■ MATERIAL PROVIDED ■
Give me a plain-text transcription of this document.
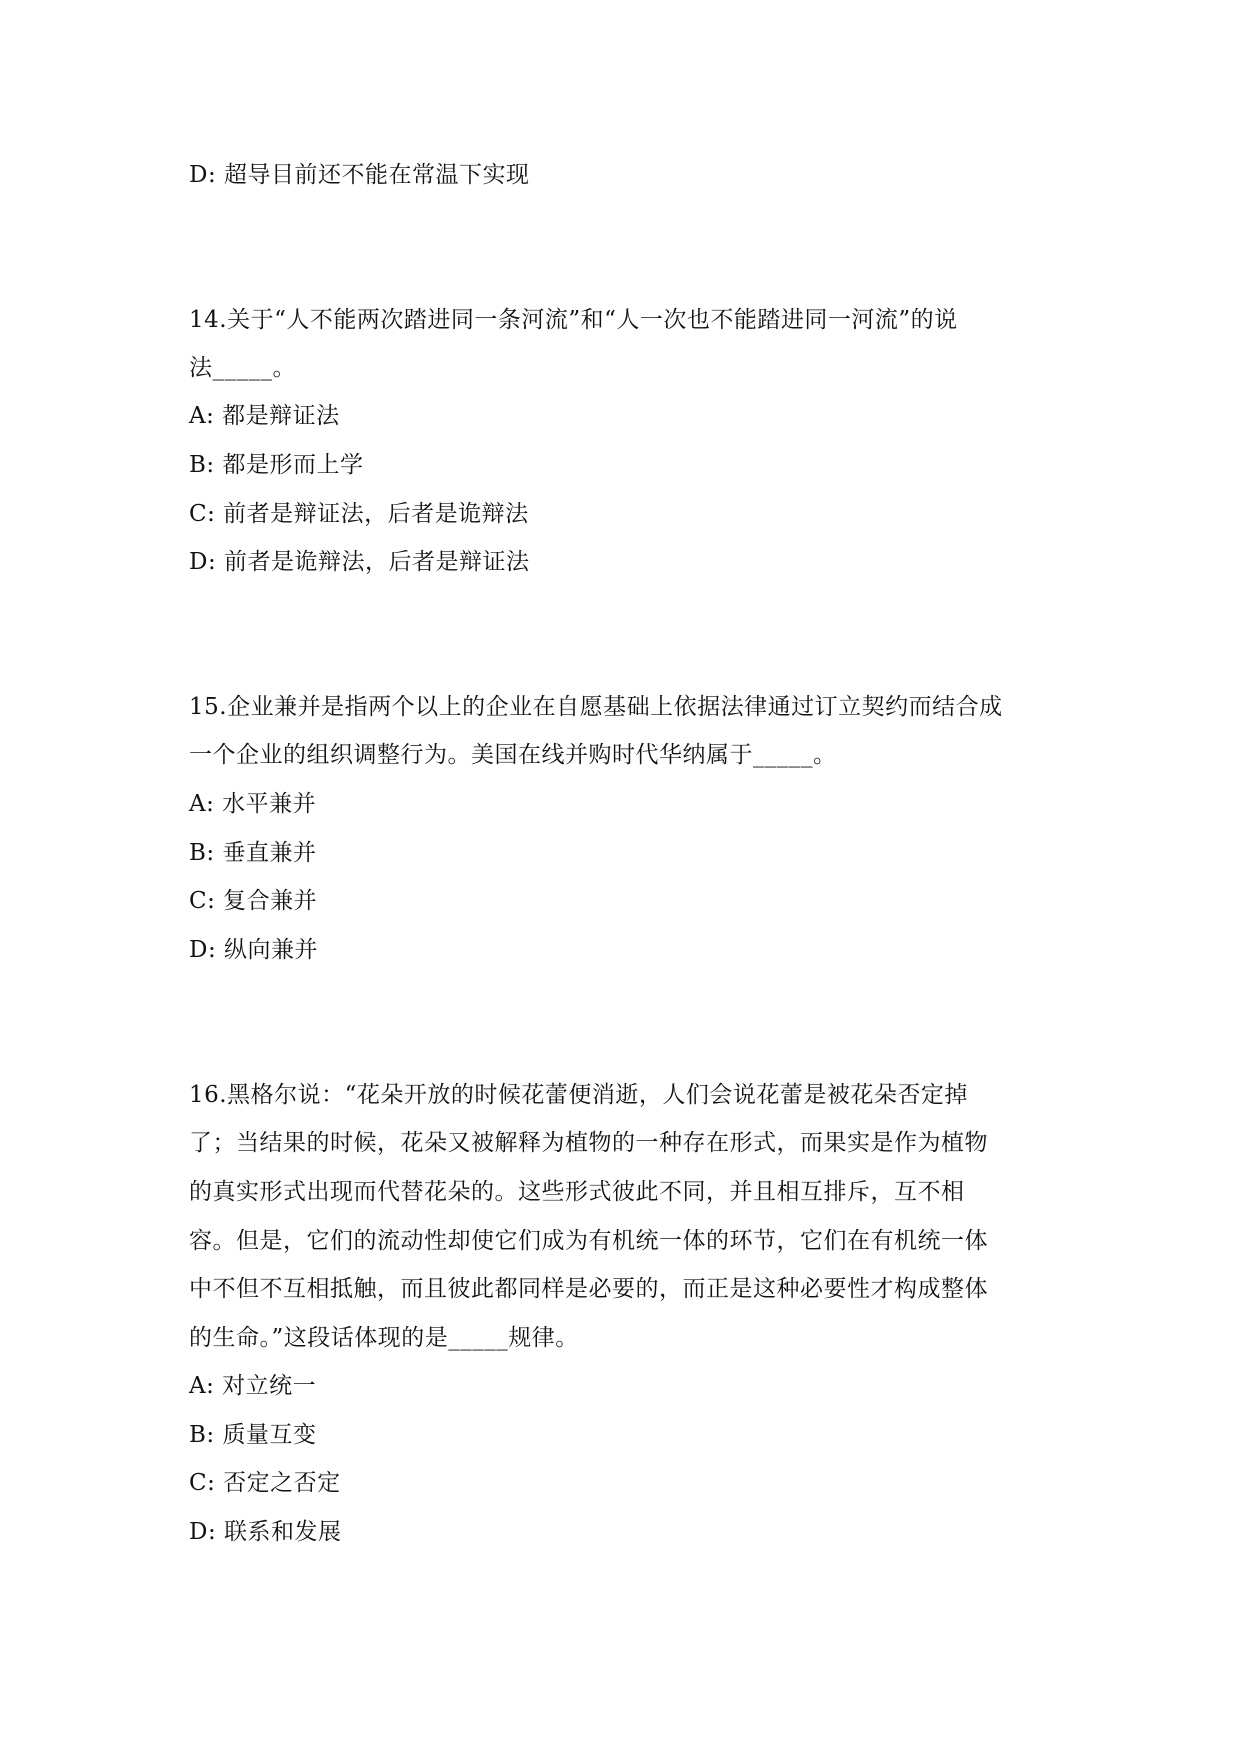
D: 超导目前还不能在常温下实现
14.关于“人不能两次踏进同一条河流”和“人一次也不能踏进同一河流”的说
法_____。
A: 都是辩证法
B: 都是形而上学
C: 前者是辩证法，后者是诡辩法
D: 前者是诡辩法，后者是辩证法
15.企业兼并是指两个以上的企业在自愿基础上依据法律通过订立契约而结合成
一个企业的组织调整行为。美国在线并购时代华纳属于_____。
A: 水平兼并
B: 垂直兼并
C: 复合兼并
D: 纵向兼并
16.黑格尔说：“花朵开放的时候花蕾便消逝，人们会说花蕾是被花朵否定掉
了；当结果的时候，花朵又被解释为植物的一种存在形式，而果实是作为植物
的真实形式出现而代替花朵的。这些形式彼此不同，并且相互排斥，互不相
容。但是，它们的流动性却使它们成为有机统一体的环节，它们在有机统一体
中不但不互相抵触，而且彼此都同样是必要的，而正是这种必要性才构成整体
的生命。”这段话体现的是_____规律。
A: 对立统一
B: 质量互变
C: 否定之否定
D: 联系和发展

■ WHAT TO PRODUCE ■
Give every line above again exactly, with no pictures.

■ REPLY TO THE TASK ■
Give me a plain-text transcription of this document.
D: 超导目前还不能在常温下实现
14.关于“人不能两次踏进同一条河流”和“人一次也不能踏进同一河流”的说
法_____。
A: 都是辩证法
B: 都是形而上学
C: 前者是辩证法，后者是诡辩法
D: 前者是诡辩法，后者是辩证法
15.企业兼并是指两个以上的企业在自愿基础上依据法律通过订立契约而结合成
一个企业的组织调整行为。美国在线并购时代华纳属于_____。
A: 水平兼并
B: 垂直兼并
C: 复合兼并
D: 纵向兼并
16.黑格尔说：“花朵开放的时候花蕾便消逝，人们会说花蕾是被花朵否定掉
了；当结果的时候，花朵又被解释为植物的一种存在形式，而果实是作为植物
的真实形式出现而代替花朵的。这些形式彼此不同，并且相互排斥，互不相
容。但是，它们的流动性却使它们成为有机统一体的环节，它们在有机统一体
中不但不互相抵触，而且彼此都同样是必要的，而正是这种必要性才构成整体
的生命。”这段话体现的是_____规律。
A: 对立统一
B: 质量互变
C: 否定之否定
D: 联系和发展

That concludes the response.